* WHAT IS ASKED:
Turn each line of the data below into one string in a JSON list, leaving out any blank lines.

* DATA EXCERPTS:
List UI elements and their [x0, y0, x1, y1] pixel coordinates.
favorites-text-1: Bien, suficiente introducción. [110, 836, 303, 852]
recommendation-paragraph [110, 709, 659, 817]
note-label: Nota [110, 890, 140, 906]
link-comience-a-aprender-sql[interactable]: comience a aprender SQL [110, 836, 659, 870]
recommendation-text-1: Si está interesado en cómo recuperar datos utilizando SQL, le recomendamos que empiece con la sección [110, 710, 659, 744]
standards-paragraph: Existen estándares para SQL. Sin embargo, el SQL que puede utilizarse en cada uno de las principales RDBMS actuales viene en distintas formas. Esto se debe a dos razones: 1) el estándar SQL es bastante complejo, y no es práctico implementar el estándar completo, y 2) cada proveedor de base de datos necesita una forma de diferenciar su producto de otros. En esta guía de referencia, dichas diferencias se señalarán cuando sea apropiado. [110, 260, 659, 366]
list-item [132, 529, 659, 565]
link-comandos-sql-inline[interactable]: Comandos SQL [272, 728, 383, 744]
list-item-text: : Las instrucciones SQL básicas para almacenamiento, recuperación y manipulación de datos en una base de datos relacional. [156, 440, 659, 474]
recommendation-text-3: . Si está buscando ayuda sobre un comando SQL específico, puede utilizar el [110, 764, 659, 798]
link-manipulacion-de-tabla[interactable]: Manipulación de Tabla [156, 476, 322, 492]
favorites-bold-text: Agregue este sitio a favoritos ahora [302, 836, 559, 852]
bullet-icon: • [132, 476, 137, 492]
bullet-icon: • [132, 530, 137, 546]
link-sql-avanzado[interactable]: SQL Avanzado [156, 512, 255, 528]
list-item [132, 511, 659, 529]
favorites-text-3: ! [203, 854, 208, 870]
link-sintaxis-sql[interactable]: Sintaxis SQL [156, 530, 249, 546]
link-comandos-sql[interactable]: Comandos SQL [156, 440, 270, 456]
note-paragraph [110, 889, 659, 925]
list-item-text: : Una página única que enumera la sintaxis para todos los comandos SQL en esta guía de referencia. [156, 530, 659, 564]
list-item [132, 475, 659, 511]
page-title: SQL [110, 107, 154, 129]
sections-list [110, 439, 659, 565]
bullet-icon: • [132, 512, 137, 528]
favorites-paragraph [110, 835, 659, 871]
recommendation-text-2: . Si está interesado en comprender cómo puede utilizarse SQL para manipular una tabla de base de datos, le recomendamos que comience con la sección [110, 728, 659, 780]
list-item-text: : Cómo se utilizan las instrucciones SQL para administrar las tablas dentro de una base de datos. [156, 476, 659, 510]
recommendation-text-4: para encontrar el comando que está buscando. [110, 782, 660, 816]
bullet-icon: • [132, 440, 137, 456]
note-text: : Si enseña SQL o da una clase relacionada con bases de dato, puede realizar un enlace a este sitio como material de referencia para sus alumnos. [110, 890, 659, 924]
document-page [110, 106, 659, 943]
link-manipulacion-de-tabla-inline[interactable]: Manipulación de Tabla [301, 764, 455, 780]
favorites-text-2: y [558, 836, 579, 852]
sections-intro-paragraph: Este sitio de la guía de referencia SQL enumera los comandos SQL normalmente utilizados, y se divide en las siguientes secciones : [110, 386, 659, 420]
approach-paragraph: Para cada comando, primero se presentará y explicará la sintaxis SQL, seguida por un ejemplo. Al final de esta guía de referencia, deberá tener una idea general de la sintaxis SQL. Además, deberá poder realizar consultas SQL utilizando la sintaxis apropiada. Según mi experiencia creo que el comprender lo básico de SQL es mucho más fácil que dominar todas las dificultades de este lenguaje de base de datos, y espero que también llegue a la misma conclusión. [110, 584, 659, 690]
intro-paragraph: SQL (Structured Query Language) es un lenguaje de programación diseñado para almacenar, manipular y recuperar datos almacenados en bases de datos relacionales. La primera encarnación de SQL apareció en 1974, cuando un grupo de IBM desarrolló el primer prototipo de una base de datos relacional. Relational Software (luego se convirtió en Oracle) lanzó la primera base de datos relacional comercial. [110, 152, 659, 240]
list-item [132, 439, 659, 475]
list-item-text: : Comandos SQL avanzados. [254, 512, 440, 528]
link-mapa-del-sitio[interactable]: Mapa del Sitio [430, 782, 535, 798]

* RESULT:
[
  "List UI elements and their [x0, y0, x1, y1] pixel coordinates.",
  "favorites-text-1: Bien, suficiente introducción. [110, 836, 303, 852]",
  "recommendation-paragraph [110, 709, 659, 817]",
  "note-label: Nota [110, 890, 140, 906]",
  "link-comience-a-aprender-sql[interactable]: comience a aprender SQL [110, 836, 659, 870]",
  "recommendation-text-1: Si está interesado en cómo recuperar datos utilizando SQL, le recomendamos que empiece con la sección [110, 710, 659, 744]",
  "standards-paragraph: Existen estándares para SQL. Sin embargo, el SQL que puede utilizarse en cada uno de las principales RDBMS actuales viene en distintas formas. Esto se debe a dos razones: 1) el estándar SQL es bastante complejo, y no es práctico implementar el estándar completo, y 2) cada proveedor de base de datos necesita una forma de diferenciar su producto de otros. En esta guía de referencia, dichas diferencias se señalarán cuando sea apropiado. [110, 260, 659, 366]",
  "list-item [132, 529, 659, 565]",
  "link-comandos-sql-inline[interactable]: Comandos SQL [272, 728, 383, 744]",
  "list-item-text: : Las instrucciones SQL básicas para almacenamiento, recuperación y manipulación de datos en una base de datos relacional. [156, 440, 659, 474]",
  "recommendation-text-3: . Si está buscando ayuda sobre un comando SQL específico, puede utilizar el [110, 764, 659, 798]",
  "link-manipulacion-de-tabla[interactable]: Manipulación de Tabla [156, 476, 322, 492]",
  "favorites-bold-text: Agregue este sitio a favoritos ahora [302, 836, 559, 852]",
  "bullet-icon: • [132, 476, 137, 492]",
  "bullet-icon: • [132, 530, 137, 546]",
  "link-sql-avanzado[interactable]: SQL Avanzado [156, 512, 255, 528]",
  "list-item [132, 511, 659, 529]",
  "favorites-text-3: ! [203, 854, 208, 870]",
  "link-sintaxis-sql[interactable]: Sintaxis SQL [156, 530, 249, 546]",
  "link-comandos-sql[interactable]: Comandos SQL [156, 440, 270, 456]",
  "note-paragraph [110, 889, 659, 925]",
  "list-item-text: : Una página única que enumera la sintaxis para todos los comandos SQL en esta guía de referencia. [156, 530, 659, 564]",
  "list-item [132, 475, 659, 511]",
  "page-title: SQL [110, 107, 154, 129]",
  "sections-list [110, 439, 659, 565]",
  "bullet-icon: • [132, 512, 137, 528]",
  "favorites-paragraph [110, 835, 659, 871]",
  "recommendation-text-2: . Si está interesado en comprender cómo puede utilizarse SQL para manipular una tabla de base de datos, le recomendamos que comience con la sección [110, 728, 659, 780]",
  "list-item-text: : Cómo se utilizan las instrucciones SQL para administrar las tablas dentro de una base de datos. [156, 476, 659, 510]",
  "recommendation-text-4: para encontrar el comando que está buscando. [110, 782, 660, 816]",
  "bullet-icon: • [132, 440, 137, 456]",
  "note-text: : Si enseña SQL o da una clase relacionada con bases de dato, puede realizar un enlace a este sitio como material de referencia para sus alumnos. [110, 890, 659, 924]",
  "document-page [110, 106, 659, 943]",
  "link-manipulacion-de-tabla-inline[interactable]: Manipulación de Tabla [301, 764, 455, 780]",
  "favorites-text-2: y [558, 836, 579, 852]",
  "sections-intro-paragraph: Este sitio de la guía de referencia SQL enumera los comandos SQL normalmente utilizados, y se divide en las siguientes secciones : [110, 386, 659, 420]",
  "approach-paragraph: Para cada comando, primero se presentará y explicará la sintaxis SQL, seguida por un ejemplo. Al final de esta guía de referencia, deberá tener una idea general de la sintaxis SQL. Además, deberá poder realizar consultas SQL utilizando la sintaxis apropiada. Según mi experiencia creo que el comprender lo básico de SQL es mucho más fácil que dominar todas las dificultades de este lenguaje de base de datos, y espero que también llegue a la misma conclusión. [110, 584, 659, 690]",
  "intro-paragraph: SQL (Structured Query Language) es un lenguaje de programación diseñado para almacenar, manipular y recuperar datos almacenados en bases de datos relacionales. La primera encarnación de SQL apareció en 1974, cuando un grupo de IBM desarrolló el primer prototipo de una base de datos relacional. Relational Software (luego se convirtió en Oracle) lanzó la primera base de datos relacional comercial. [110, 152, 659, 240]",
  "list-item [132, 439, 659, 475]",
  "list-item-text: : Comandos SQL avanzados. [254, 512, 440, 528]",
  "link-mapa-del-sitio[interactable]: Mapa del Sitio [430, 782, 535, 798]"
]